**THE REQUEST:** Return the entries below verbatim. Pictures stay out.

**DATA SHOWN:**
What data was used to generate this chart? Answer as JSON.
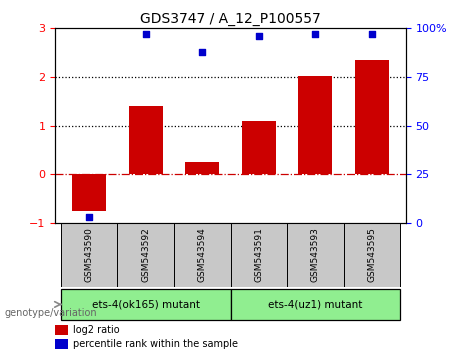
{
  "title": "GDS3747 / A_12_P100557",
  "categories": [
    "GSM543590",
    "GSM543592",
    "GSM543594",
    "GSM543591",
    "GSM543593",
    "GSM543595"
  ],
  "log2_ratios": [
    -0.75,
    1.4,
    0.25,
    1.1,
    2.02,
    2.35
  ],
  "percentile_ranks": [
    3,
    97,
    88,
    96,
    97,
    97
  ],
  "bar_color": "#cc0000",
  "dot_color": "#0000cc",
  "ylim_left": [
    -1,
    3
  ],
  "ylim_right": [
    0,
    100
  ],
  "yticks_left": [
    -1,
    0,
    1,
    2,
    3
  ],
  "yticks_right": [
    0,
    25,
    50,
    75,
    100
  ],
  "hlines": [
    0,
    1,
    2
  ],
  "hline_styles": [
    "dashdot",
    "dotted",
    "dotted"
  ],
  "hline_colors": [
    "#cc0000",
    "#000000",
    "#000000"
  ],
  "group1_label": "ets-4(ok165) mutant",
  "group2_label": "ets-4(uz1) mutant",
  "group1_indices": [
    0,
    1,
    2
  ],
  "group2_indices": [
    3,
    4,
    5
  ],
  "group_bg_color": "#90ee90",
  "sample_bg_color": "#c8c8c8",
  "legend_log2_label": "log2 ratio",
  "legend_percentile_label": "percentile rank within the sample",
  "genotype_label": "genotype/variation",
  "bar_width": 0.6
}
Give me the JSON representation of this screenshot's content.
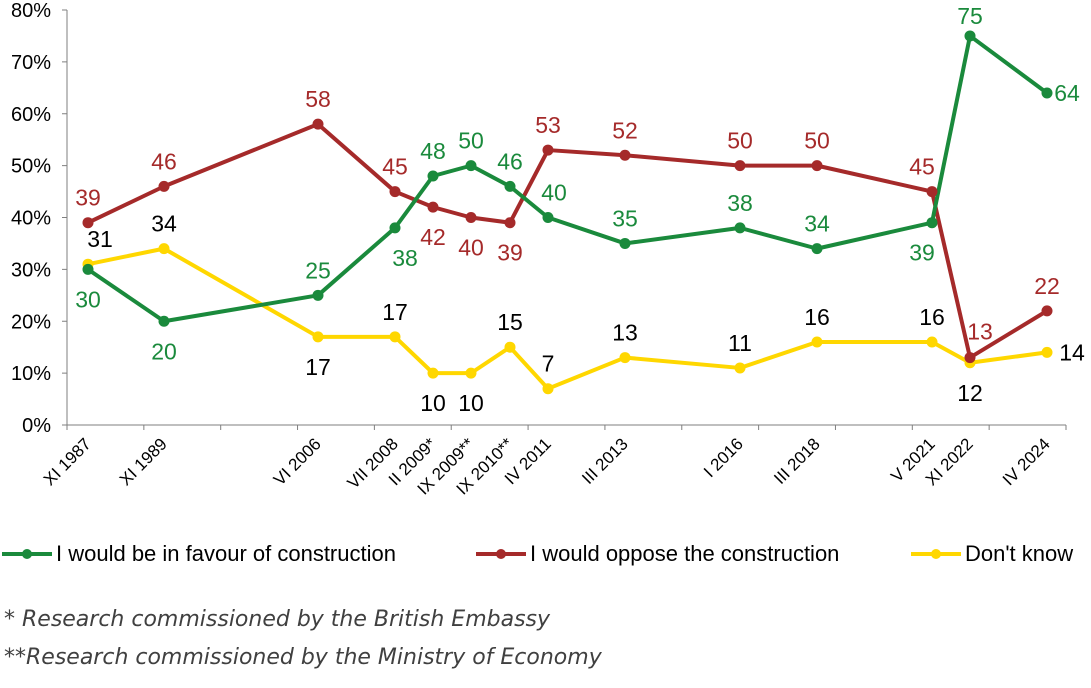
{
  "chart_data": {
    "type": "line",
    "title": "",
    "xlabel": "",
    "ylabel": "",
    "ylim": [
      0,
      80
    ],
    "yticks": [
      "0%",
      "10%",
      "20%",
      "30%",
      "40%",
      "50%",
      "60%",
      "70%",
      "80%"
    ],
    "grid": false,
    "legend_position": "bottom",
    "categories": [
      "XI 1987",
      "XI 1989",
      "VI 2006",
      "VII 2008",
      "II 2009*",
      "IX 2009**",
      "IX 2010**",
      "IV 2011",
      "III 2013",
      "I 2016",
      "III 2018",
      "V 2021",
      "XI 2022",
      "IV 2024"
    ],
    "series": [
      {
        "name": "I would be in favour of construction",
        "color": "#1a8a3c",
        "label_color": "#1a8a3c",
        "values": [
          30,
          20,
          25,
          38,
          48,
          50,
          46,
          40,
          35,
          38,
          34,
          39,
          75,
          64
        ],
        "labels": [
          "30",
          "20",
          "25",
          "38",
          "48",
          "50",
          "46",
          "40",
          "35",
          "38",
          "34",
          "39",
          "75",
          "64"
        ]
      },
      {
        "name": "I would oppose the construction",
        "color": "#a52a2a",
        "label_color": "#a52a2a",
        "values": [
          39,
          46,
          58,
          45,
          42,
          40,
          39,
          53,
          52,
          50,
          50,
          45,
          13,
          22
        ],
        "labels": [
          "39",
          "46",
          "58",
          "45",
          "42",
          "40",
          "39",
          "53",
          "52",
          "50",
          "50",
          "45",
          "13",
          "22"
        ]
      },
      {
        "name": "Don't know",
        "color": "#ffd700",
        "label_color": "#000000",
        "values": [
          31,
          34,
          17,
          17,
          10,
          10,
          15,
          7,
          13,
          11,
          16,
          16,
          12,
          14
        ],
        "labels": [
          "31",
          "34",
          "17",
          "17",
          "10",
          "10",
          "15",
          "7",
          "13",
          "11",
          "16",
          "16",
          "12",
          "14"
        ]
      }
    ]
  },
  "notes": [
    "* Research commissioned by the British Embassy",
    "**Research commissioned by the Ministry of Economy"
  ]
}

**EXERCISE ANSWER:**
What data was used to generate this chart? Answer as JSON.
{
  "title": "GDS3747 / A_12_P100557",
  "categories": [
    "GSM543590",
    "GSM543592",
    "GSM543594",
    "GSM543591",
    "GSM543593",
    "GSM543595"
  ],
  "log2_ratios": [
    -0.75,
    1.4,
    0.25,
    1.1,
    2.02,
    2.35
  ],
  "percentile_ranks": [
    3,
    97,
    88,
    96,
    97,
    97
  ],
  "bar_color": "#cc0000",
  "dot_color": "#0000cc",
  "ylim_left": [
    -1,
    3
  ],
  "ylim_right": [
    0,
    100
  ],
  "yticks_left": [
    -1,
    0,
    1,
    2,
    3
  ],
  "yticks_right": [
    0,
    25,
    50,
    75,
    100
  ],
  "hlines": [
    0,
    1,
    2
  ],
  "hline_styles": [
    "dashdot",
    "dotted",
    "dotted"
  ],
  "hline_colors": [
    "#cc0000",
    "#000000",
    "#000000"
  ],
  "group1_label": "ets-4(ok165) mutant",
  "group2_label": "ets-4(uz1) mutant",
  "group1_indices": [
    0,
    1,
    2
  ],
  "group2_indices": [
    3,
    4,
    5
  ],
  "group_bg_color": "#90ee90",
  "sample_bg_color": "#c8c8c8",
  "legend_log2_label": "log2 ratio",
  "legend_percentile_label": "percentile rank within the sample",
  "genotype_label": "genotype/variation",
  "bar_width": 0.6
}
Give me the JSON representation of this screenshot's content.
{
  "chart_data": {
    "type": "line",
    "title": "",
    "xlabel": "",
    "ylabel": "",
    "ylim": [
      0,
      80
    ],
    "yticks": [
      "0%",
      "10%",
      "20%",
      "30%",
      "40%",
      "50%",
      "60%",
      "70%",
      "80%"
    ],
    "grid": false,
    "legend_position": "bottom",
    "categories": [
      "XI 1987",
      "XI 1989",
      "VI 2006",
      "VII 2008",
      "II 2009*",
      "IX 2009**",
      "IX 2010**",
      "IV 2011",
      "III 2013",
      "I 2016",
      "III 2018",
      "V 2021",
      "XI 2022",
      "IV 2024"
    ],
    "series": [
      {
        "name": "I would be in favour of construction",
        "color": "#1a8a3c",
        "label_color": "#1a8a3c",
        "values": [
          30,
          20,
          25,
          38,
          48,
          50,
          46,
          40,
          35,
          38,
          34,
          39,
          75,
          64
        ],
        "labels": [
          "30",
          "20",
          "25",
          "38",
          "48",
          "50",
          "46",
          "40",
          "35",
          "38",
          "34",
          "39",
          "75",
          "64"
        ]
      },
      {
        "name": "I would oppose the construction",
        "color": "#a52a2a",
        "label_color": "#a52a2a",
        "values": [
          39,
          46,
          58,
          45,
          42,
          40,
          39,
          53,
          52,
          50,
          50,
          45,
          13,
          22
        ],
        "labels": [
          "39",
          "46",
          "58",
          "45",
          "42",
          "40",
          "39",
          "53",
          "52",
          "50",
          "50",
          "45",
          "13",
          "22"
        ]
      },
      {
        "name": "Don't know",
        "color": "#ffd700",
        "label_color": "#000000",
        "values": [
          31,
          34,
          17,
          17,
          10,
          10,
          15,
          7,
          13,
          11,
          16,
          16,
          12,
          14
        ],
        "labels": [
          "31",
          "34",
          "17",
          "17",
          "10",
          "10",
          "15",
          "7",
          "13",
          "11",
          "16",
          "16",
          "12",
          "14"
        ]
      }
    ]
  },
  "notes": [
    "* Research commissioned by the British Embassy",
    "**Research commissioned by the Ministry of Economy"
  ]
}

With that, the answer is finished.